* **TASK TO CARRY OUT**
Write out all of the records precisely. Skip anything that is a picture.

* **EXTRACTED MATERIAL**
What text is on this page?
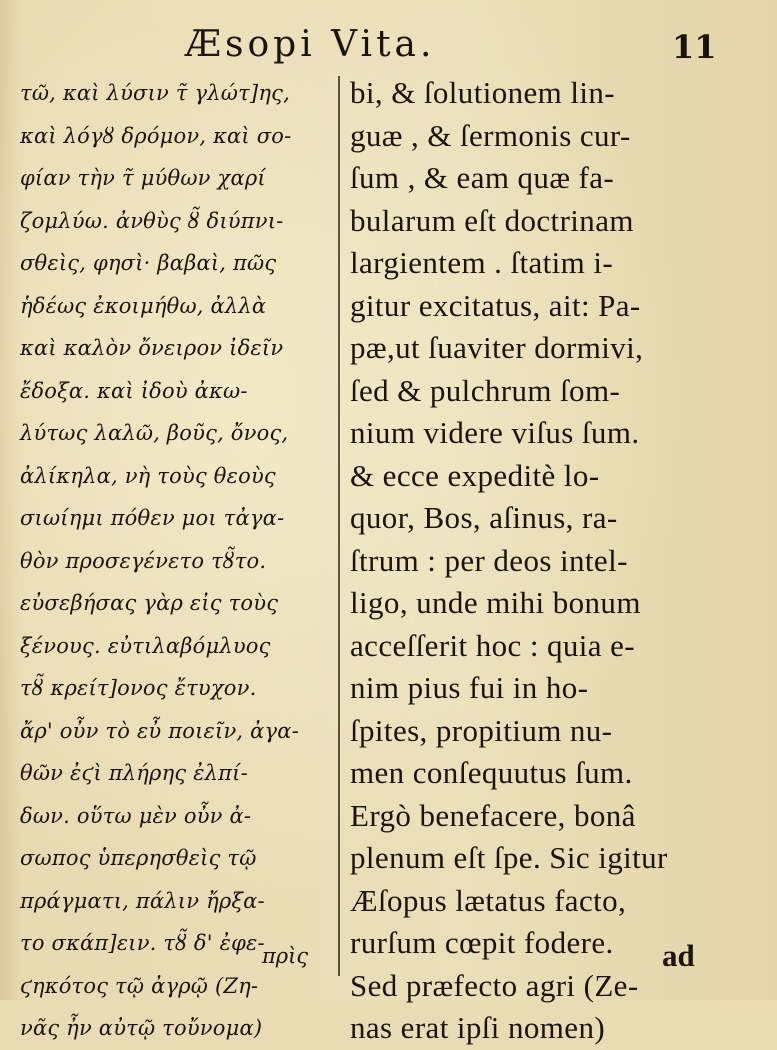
Æsopi Vita.	11
τῶ, καὶ λύσιν τ̃ γλώτ]ης,
καὶ λόγȣ δρόμον, καὶ σο-
φίαν τὴν τ̃ μύθων χαρί
ζομλύω. ἀνθὺς ȣ̃ διύπνι-
σθεὶς, φησὶ· βαβαὶ, πῶς
ἡδέως ἐκοιμήθω, ἀλλὰ
καὶ καλὸν ὄνειρον ἰδεῖν
ἔδοξα. καὶ ἰδοὺ ἀκω-
λύτως λαλῶ, βοῦς, ὄνος,
ἀλίκηλα, νὴ τοὺς θεοὺς
σιωίημι πόθεν μοι τἀγα-
θὸν προσεγένετο τȣ̃το.
εὐσεβήσας γὰρ εἰς τοὺς
ξένους. εὐτιλαβόμλυος
τȣ̃ κρείτ]ονος ἔτυχον.
ἄρ' οὖν τὸ εὖ ποιεῖν, ἀγα-
θῶν ἐϛὶ πλήρης ἐλπί-
δων. οὕτω μὲν οὖν ἀ-
σωπος ὑπερησθεὶς τῷ
πράγματι, πάλιν ἤρξα-
το σκάπ]ειν. τȣ̃ δ' ἐφε-
ϛηκότος τῷ ἀγρῷ (Ζη-
νᾶς ἦν αὐτῷ τοὔνομα)
πρὶς
bi, & ſolutionem lin-
guæ , & ſermonis cur-
ſum , & eam quæ fa-
bularum eſt doctrinam
largientem . ſtatim i-
gitur excitatus, ait: Pa-
pæ,ut ſuaviter dormivi,
ſed & pulchrum ſom-
nium videre viſus ſum.
& ecce expeditè lo-
quor, Bos, aſinus, ra-
ſtrum : per deos intel-
ligo, unde mihi bonum
acceſſerit hoc : quia e-
nim pius fui in ho-
ſpites, propitium nu-
men conſequutus ſum.
Ergò benefacere, bonâ
plenum eſt ſpe. Sic igitur
Æſopus lætatus facto,
rurſum cœpit fodere.
Sed præfecto agri (Ze-
nas erat ipſi nomen)
ad
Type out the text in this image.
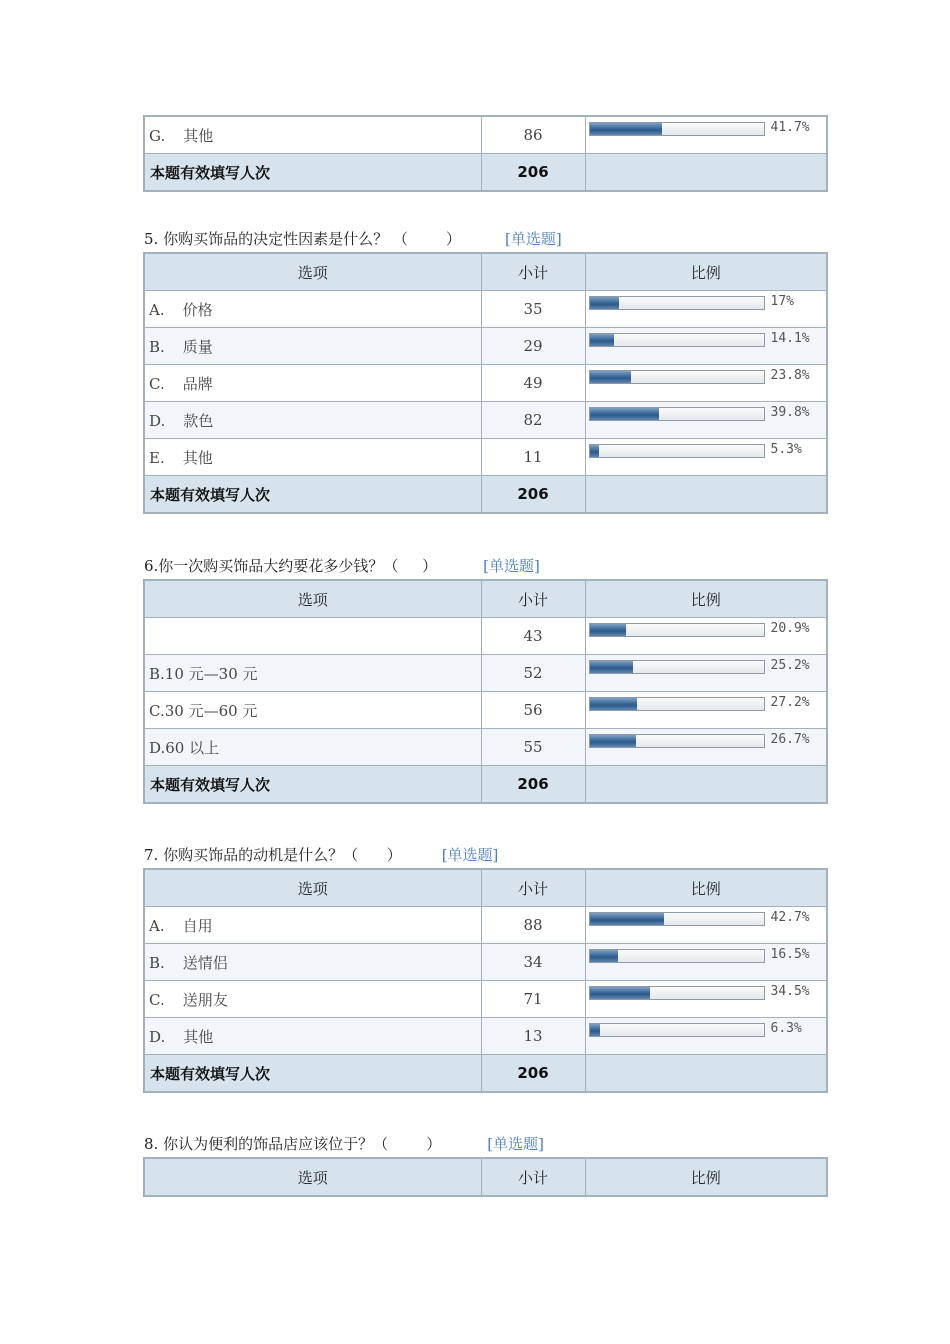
G. 其他	86	41.7%

本题有效填写人次	206	
5. 你购买饰品的决定性因素是什么？ （        ）	[单选题]
选项	小计	比例
A. 价格	35	17%

B. 质量	29	14.1%

C. 品牌	49	23.8%

D. 款色	82	39.8%

E. 其他	11	5.3%

本题有效填写人次	206	
6.你一次购买饰品大约要花多少钱？（     ）	[单选题]
选项	小计	比例
	43	20.9%

B.10 元—30 元	52	25.2%

C.30 元—60 元	56	27.2%

D.60 以上	55	26.7%

本题有效填写人次	206	
7. 你购买饰品的动机是什么？（      ）	[单选题]
选项	小计	比例
A. 自用	88	42.7%

B. 送情侣	34	16.5%

C. 送朋友	71	34.5%

D. 其他	13	6.3%

本题有效填写人次	206	
8. 你认为便利的饰品店应该位于？（        ）	[单选题]
选项	小计	比例
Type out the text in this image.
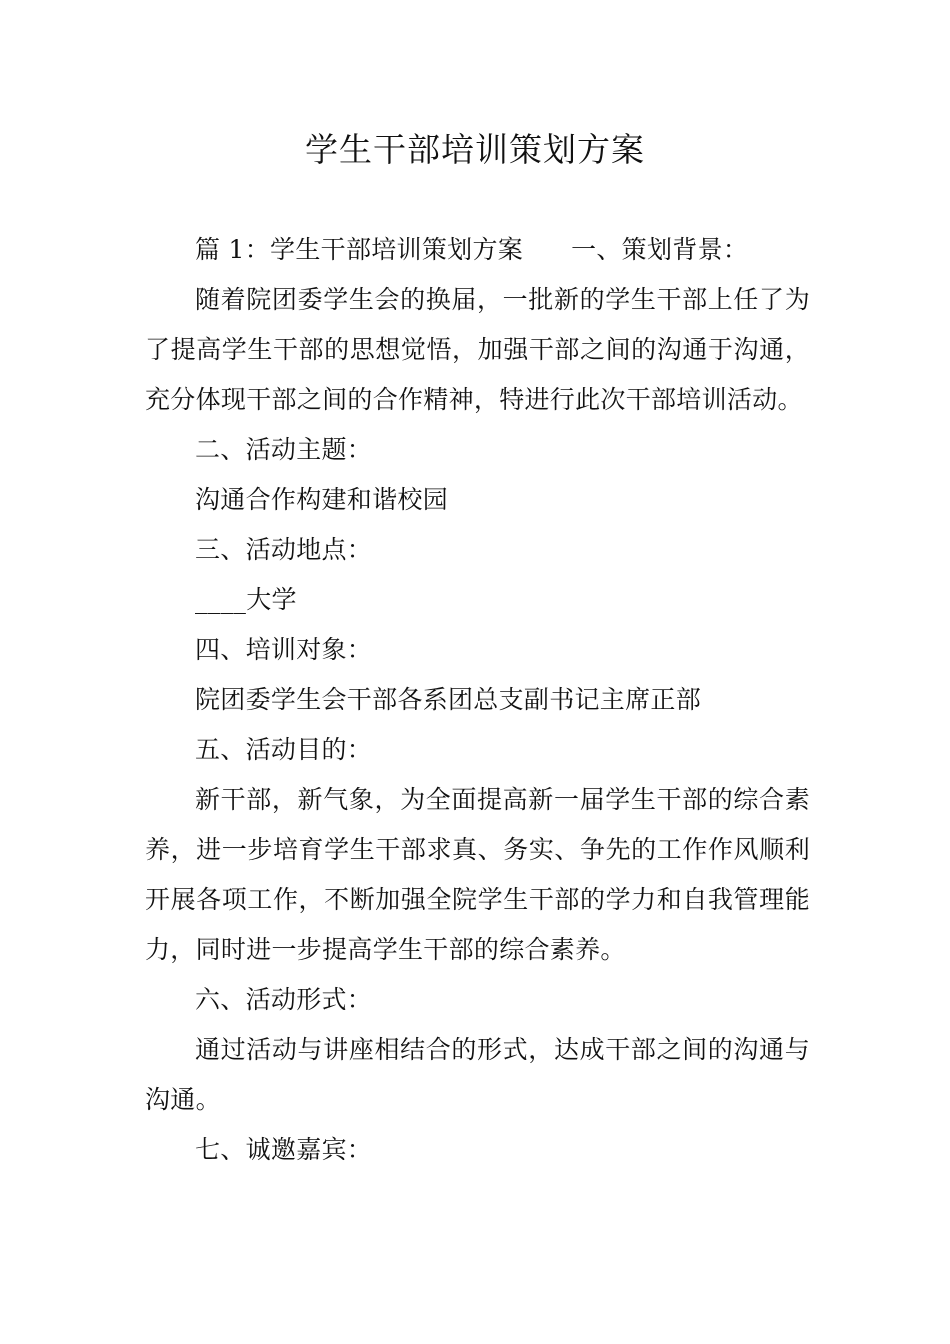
学生干部培训策划方案

篇 1：学生干部培训策划方案 一、策划背景：

随着院团委学生会的换届，一批新的学生干部上任了为了提高学生干部的思想觉悟，加强干部之间的沟通于沟通，充分体现干部之间的合作精神，特进行此次干部培训活动。

二、活动主题：

沟通合作构建和谐校园

三、活动地点：

____大学

四、培训对象：

院团委学生会干部各系团总支副书记主席正部

五、活动目的：

新干部，新气象，为全面提高新一届学生干部的综合素养，进一步培育学生干部求真、务实、争先的工作作风顺利开展各项工作，不断加强全院学生干部的学力和自我管理能力，同时进一步提高学生干部的综合素养。

六、活动形式：

通过活动与讲座相结合的形式，达成干部之间的沟通与沟通。

七、诚邀嘉宾：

* **ANSWER FOR THE TASK**
What text is on this page?
Æsopi Vita.	11
τῶ, καὶ λύσιν τ̃ γλώτ]ης,
καὶ λόγȣ δρόμον, καὶ σο-
φίαν τὴν τ̃ μύθων χαρί
ζομλύω. ἀνθὺς ȣ̃ διύπνι-
σθεὶς, φησὶ· βαβαὶ, πῶς
ἡδέως ἐκοιμήθω, ἀλλὰ
καὶ καλὸν ὄνειρον ἰδεῖν
ἔδοξα. καὶ ἰδοὺ ἀκω-
λύτως λαλῶ, βοῦς, ὄνος,
ἀλίκηλα, νὴ τοὺς θεοὺς
σιωίημι πόθεν μοι τἀγα-
θὸν προσεγένετο τȣ̃το.
εὐσεβήσας γὰρ εἰς τοὺς
ξένους. εὐτιλαβόμλυος
τȣ̃ κρείτ]ονος ἔτυχον.
ἄρ' οὖν τὸ εὖ ποιεῖν, ἀγα-
θῶν ἐϛὶ πλήρης ἐλπί-
δων. οὕτω μὲν οὖν ἀ-
σωπος ὑπερησθεὶς τῷ
πράγματι, πάλιν ἤρξα-
το σκάπ]ειν. τȣ̃ δ' ἐφε-
ϛηκότος τῷ ἀγρῷ (Ζη-
νᾶς ἦν αὐτῷ τοὔνομα)
πρὶς
bi, & ſolutionem lin-
guæ , & ſermonis cur-
ſum , & eam quæ fa-
bularum eſt doctrinam
largientem . ſtatim i-
gitur excitatus, ait: Pa-
pæ,ut ſuaviter dormivi,
ſed & pulchrum ſom-
nium videre viſus ſum.
& ecce expeditè lo-
quor, Bos, aſinus, ra-
ſtrum : per deos intel-
ligo, unde mihi bonum
acceſſerit hoc : quia e-
nim pius fui in ho-
ſpites, propitium nu-
men conſequutus ſum.
Ergò benefacere, bonâ
plenum eſt ſpe. Sic igitur
Æſopus lætatus facto,
rurſum cœpit fodere.
Sed præfecto agri (Ze-
nas erat ipſi nomen)
ad
Type out the text in this image.
G. 其他	86	41.7%

本题有效填写人次	206	
5. 你购买饰品的决定性因素是什么？ （        ）	[单选题]
选项	小计	比例
A. 价格	35	17%

B. 质量	29	14.1%

C. 品牌	49	23.8%

D. 款色	82	39.8%

E. 其他	11	5.3%

本题有效填写人次	206	
6.你一次购买饰品大约要花多少钱？（     ）	[单选题]
选项	小计	比例
	43	20.9%

B.10 元—30 元	52	25.2%

C.30 元—60 元	56	27.2%

D.60 以上	55	26.7%

本题有效填写人次	206	
7. 你购买饰品的动机是什么？（      ）	[单选题]
选项	小计	比例
A. 自用	88	42.7%

B. 送情侣	34	16.5%

C. 送朋友	71	34.5%

D. 其他	13	6.3%

本题有效填写人次	206	
8. 你认为便利的饰品店应该位于？（        ）	[单选题]
选项	小计	比例
Type out the text in this image.
学生干部培训策划方案

篇 1：学生干部培训策划方案 一、策划背景：

随着院团委学生会的换届，一批新的学生干部上任了为了提高学生干部的思想觉悟，加强干部之间的沟通于沟通，充分体现干部之间的合作精神，特进行此次干部培训活动。

二、活动主题：

沟通合作构建和谐校园

三、活动地点：

____大学

四、培训对象：

院团委学生会干部各系团总支副书记主席正部

五、活动目的：

新干部，新气象，为全面提高新一届学生干部的综合素养，进一步培育学生干部求真、务实、争先的工作作风顺利开展各项工作，不断加强全院学生干部的学力和自我管理能力，同时进一步提高学生干部的综合素养。

六、活动形式：

通过活动与讲座相结合的形式，达成干部之间的沟通与沟通。

七、诚邀嘉宾：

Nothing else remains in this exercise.